→ **PASSAGE FOR REVIEW**
Technology moves in circles. What goes around will surely one day come around again. The endless cycle between centralised and distributed hardware is an example.

Currently in its centralisation phase as we all move to the cloud, it won’t be long before “local cloud” or “fog” is a thing that enterprise consultants will charge a small fortune to advise on.

In the halcyon days of the 1990s, when the PC revolution started to wane and everyone realised that computers not connected to a network weren’t that useful, there were a few islands on online activity.

America Online (AOL) was probably the most well known, but CompuServe was the first and arguably the best. They made some serious money building connected communities of PC-using early adopters.

From about 1990 to 1995, their heyday, these companies grew at an astonishing rate and looked like they were going to totally dominate the world.

The key thing about both these services is that they attempted to lock their customers into a limited range of services that they provided.

You had to use their software to connect to their servers to use the services they provided. Communities formed on their message boards and forums, but there was no way to access those communities except through those paid services.

Then the internet reached the public, specifically the Netscape browser, which allowed anyone to browse to any public website. This is all very familiar to us now, but back in the day this was revolutionary.

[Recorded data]
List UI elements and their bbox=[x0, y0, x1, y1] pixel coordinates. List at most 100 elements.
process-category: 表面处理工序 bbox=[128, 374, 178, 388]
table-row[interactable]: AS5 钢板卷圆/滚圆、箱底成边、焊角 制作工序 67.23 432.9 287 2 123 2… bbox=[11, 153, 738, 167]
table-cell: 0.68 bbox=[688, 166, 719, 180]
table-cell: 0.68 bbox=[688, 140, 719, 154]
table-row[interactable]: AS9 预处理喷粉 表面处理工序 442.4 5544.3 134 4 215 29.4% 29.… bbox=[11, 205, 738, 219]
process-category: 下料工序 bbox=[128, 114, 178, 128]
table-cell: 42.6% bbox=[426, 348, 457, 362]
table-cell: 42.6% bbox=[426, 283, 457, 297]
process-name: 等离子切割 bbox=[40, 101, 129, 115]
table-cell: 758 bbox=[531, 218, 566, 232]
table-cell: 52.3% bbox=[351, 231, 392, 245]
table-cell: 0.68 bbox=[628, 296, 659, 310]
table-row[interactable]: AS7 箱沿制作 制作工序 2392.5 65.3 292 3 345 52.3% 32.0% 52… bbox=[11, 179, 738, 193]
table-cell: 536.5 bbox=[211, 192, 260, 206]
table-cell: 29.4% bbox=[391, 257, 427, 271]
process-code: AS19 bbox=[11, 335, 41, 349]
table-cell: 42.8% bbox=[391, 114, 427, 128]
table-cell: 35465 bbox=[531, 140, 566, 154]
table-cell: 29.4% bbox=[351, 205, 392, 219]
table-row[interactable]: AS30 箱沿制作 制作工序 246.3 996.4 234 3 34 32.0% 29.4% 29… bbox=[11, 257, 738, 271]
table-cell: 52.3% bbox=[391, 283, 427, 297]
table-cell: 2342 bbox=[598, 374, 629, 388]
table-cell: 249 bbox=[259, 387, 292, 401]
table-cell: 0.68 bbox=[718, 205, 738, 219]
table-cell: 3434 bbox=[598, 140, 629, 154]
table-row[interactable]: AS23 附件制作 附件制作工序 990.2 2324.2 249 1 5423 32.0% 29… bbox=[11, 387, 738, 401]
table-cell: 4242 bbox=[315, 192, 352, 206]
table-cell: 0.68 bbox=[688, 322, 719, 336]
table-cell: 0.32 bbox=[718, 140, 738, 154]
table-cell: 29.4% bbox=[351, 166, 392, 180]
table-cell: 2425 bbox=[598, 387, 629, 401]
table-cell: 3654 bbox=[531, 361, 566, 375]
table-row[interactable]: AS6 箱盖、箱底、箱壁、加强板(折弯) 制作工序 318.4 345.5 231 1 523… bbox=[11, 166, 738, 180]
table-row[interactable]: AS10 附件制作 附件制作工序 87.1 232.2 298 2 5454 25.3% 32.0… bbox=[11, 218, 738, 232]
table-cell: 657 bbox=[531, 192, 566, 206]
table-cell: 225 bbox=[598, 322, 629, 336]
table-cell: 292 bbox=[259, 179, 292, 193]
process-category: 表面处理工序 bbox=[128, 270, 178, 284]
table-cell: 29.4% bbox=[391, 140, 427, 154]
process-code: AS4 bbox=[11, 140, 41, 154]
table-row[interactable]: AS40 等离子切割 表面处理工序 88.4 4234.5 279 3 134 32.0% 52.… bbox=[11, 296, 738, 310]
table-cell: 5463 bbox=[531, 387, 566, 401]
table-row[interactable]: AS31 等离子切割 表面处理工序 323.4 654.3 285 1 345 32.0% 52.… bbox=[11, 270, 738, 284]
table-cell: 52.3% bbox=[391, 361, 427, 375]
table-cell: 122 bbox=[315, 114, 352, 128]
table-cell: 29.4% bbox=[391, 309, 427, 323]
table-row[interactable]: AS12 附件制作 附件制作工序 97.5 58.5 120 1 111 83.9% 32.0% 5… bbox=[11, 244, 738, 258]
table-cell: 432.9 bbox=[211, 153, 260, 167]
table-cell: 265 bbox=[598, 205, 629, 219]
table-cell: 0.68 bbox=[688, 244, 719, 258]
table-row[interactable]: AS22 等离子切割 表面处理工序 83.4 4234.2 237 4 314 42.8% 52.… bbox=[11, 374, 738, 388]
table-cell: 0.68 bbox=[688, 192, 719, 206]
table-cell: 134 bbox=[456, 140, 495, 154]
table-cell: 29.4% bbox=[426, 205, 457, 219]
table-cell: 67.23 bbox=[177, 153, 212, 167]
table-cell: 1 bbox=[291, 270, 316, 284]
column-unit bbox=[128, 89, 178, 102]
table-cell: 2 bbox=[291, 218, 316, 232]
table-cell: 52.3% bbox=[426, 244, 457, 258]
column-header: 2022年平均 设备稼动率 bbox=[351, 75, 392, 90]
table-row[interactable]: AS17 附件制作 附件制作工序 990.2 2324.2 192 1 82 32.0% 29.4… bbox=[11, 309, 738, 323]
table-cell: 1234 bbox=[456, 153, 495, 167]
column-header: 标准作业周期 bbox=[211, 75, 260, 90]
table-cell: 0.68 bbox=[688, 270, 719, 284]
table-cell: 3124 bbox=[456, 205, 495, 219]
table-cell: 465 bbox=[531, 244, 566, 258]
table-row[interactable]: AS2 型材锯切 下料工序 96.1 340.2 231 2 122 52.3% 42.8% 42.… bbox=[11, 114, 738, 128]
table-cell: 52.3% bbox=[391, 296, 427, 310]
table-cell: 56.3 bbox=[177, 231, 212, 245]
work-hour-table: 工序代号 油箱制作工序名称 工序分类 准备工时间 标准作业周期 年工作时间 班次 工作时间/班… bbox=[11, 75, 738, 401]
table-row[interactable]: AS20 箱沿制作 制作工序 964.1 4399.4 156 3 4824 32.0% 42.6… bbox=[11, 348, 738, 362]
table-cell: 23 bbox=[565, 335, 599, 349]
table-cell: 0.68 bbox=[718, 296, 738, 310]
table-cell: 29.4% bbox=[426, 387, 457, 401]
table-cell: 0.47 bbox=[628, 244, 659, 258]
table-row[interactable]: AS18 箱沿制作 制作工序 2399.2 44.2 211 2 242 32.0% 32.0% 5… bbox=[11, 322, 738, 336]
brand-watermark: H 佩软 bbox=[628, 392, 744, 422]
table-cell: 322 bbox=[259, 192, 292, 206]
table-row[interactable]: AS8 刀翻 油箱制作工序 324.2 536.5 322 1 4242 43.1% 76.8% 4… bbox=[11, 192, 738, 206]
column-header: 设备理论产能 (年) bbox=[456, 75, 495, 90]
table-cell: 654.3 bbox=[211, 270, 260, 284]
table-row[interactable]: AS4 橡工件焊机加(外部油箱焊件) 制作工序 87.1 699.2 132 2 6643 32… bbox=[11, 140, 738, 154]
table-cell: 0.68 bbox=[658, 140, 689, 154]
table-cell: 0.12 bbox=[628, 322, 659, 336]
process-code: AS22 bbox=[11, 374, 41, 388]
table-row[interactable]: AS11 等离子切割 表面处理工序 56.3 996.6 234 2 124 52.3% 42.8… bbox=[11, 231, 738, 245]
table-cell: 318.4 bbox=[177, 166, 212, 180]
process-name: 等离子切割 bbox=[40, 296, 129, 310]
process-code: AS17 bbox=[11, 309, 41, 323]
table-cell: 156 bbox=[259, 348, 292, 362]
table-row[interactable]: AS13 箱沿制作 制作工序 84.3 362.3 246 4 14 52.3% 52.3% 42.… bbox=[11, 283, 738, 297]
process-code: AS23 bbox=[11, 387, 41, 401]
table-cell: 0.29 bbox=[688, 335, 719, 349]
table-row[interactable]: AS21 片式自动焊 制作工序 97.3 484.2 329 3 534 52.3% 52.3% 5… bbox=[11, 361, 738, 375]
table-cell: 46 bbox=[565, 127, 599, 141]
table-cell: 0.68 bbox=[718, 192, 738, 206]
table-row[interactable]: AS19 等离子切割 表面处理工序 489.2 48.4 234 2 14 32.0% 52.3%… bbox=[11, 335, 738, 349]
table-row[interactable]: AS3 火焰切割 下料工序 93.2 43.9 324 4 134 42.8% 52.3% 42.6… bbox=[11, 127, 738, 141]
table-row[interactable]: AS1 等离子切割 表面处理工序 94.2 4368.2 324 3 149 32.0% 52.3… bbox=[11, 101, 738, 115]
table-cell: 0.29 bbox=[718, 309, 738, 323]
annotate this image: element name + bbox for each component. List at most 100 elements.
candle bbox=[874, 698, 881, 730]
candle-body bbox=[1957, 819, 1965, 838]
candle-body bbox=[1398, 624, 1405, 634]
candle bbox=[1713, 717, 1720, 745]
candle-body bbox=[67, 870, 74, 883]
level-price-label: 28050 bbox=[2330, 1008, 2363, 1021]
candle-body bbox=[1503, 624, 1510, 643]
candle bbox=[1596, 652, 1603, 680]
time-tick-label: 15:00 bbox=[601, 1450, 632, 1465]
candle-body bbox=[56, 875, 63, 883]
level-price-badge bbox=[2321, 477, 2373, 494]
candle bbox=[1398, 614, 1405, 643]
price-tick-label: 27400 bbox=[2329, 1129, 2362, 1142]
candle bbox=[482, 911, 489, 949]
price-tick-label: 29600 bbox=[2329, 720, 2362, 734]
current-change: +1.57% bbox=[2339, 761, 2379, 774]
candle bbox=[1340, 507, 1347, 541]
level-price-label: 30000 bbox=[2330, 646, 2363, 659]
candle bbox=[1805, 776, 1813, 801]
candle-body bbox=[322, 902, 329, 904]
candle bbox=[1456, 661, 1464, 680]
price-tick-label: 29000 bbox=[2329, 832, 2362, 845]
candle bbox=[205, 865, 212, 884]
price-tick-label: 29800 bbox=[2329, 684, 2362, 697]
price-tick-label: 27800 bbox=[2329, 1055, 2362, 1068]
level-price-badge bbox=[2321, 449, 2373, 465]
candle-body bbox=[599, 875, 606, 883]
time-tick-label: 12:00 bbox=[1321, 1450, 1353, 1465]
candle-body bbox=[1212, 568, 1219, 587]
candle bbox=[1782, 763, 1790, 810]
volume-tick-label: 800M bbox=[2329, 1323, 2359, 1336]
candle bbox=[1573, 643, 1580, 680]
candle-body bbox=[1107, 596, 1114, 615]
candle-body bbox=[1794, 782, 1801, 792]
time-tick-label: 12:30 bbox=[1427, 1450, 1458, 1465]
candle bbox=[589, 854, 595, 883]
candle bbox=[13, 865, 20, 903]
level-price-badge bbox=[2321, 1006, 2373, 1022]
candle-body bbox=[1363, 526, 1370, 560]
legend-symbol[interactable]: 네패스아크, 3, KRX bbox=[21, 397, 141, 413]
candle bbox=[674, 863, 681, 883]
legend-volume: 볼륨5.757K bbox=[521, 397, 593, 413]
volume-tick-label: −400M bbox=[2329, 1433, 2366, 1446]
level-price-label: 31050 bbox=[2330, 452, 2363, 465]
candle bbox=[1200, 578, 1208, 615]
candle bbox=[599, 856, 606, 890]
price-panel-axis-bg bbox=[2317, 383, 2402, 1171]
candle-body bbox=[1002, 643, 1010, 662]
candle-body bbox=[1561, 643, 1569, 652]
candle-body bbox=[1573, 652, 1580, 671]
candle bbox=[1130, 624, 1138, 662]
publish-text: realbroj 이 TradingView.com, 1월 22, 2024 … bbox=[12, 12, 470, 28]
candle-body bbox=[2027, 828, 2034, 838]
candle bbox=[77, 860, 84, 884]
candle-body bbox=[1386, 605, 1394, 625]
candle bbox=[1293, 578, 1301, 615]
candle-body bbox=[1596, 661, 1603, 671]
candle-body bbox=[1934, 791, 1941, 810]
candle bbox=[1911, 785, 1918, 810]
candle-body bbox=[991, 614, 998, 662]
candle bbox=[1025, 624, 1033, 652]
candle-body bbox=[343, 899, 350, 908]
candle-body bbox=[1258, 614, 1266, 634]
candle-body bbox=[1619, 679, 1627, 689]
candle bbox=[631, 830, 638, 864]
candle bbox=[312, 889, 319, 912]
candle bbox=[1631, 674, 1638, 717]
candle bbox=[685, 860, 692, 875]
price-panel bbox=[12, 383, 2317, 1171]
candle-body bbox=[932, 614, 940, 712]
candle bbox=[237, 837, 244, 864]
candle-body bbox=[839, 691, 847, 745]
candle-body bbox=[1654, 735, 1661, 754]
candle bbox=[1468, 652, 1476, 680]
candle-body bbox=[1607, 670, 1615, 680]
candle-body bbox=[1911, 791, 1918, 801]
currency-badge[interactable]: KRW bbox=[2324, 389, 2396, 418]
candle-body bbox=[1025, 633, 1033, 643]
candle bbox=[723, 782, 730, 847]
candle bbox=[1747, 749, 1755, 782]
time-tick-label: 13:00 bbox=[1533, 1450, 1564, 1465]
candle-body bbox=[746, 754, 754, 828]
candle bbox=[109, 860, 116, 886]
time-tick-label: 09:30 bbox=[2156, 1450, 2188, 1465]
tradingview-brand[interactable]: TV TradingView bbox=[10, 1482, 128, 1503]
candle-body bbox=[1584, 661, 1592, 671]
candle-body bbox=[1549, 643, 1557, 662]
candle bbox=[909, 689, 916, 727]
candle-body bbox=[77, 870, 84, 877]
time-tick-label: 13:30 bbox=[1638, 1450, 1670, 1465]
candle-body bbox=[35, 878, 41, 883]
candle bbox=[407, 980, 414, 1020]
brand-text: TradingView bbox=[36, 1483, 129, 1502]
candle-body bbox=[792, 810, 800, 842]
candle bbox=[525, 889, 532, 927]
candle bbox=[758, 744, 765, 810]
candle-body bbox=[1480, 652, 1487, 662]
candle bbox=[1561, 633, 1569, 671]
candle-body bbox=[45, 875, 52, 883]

→ **TO DO**
Please explain, based on the passage on early online services, why the communities on AOL and CompuServe message boards could be reached only through those paid services. Answer in one to three sentences.

→ **SOLUTION**
Both services tried to lock their customers into the limited range of services they themselves provided. To use those services, you had to connect to their servers with their own software, so their paid services were the only way into those communities.